* Requirement
Look for the word "História" in the entries below, then copy every line that has it.

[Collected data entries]
============================================================

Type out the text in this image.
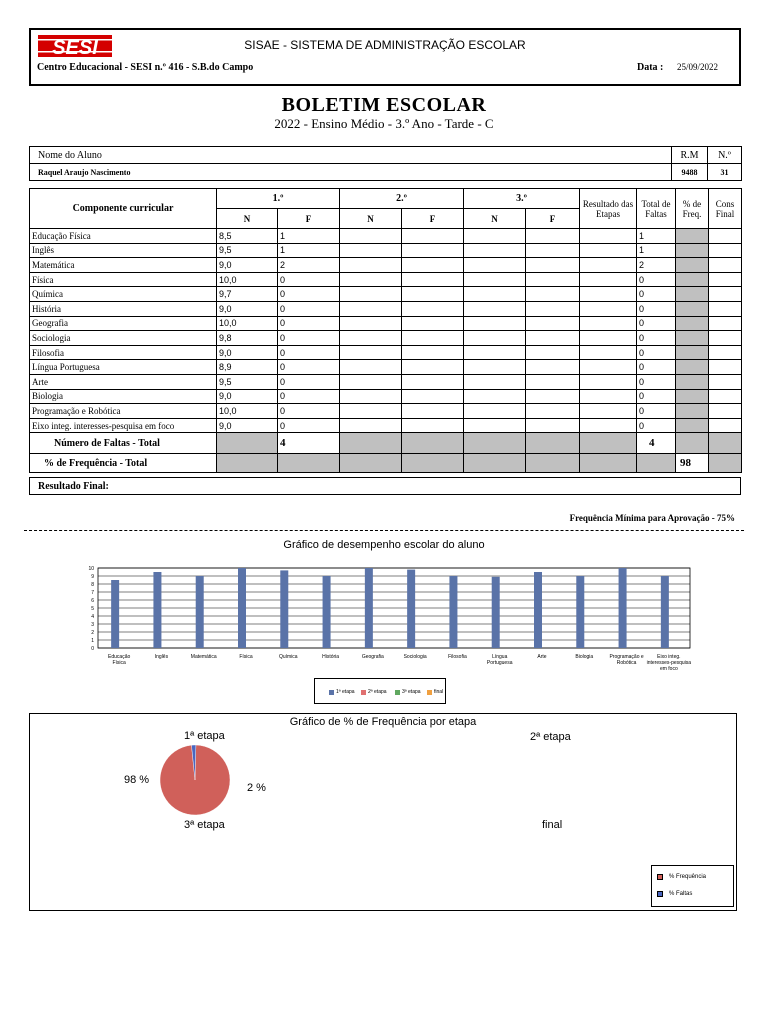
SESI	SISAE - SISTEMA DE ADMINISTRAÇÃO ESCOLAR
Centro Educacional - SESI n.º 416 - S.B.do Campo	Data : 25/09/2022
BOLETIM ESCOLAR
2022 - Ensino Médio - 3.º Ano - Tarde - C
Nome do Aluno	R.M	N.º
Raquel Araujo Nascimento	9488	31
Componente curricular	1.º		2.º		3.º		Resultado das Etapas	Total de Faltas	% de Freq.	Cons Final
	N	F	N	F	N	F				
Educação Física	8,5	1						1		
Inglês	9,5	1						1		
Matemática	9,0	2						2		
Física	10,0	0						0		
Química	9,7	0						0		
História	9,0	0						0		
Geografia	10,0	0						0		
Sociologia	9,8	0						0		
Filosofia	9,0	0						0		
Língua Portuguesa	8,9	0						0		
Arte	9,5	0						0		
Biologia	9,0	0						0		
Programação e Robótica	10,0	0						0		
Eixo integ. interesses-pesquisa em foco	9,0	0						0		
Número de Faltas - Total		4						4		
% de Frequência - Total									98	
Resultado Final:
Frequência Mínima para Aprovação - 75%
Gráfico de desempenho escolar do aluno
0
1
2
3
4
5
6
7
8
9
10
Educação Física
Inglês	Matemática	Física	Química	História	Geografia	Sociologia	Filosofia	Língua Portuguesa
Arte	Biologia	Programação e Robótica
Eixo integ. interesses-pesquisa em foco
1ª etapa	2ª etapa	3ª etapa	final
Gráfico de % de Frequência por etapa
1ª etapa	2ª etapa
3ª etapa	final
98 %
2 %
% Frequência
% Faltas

============================================================

* Correct output
História	9,0	0						0		
Inglês	Matemática	Física	Química	História	Geografia	Sociologia	Filosofia	Língua Portuguesa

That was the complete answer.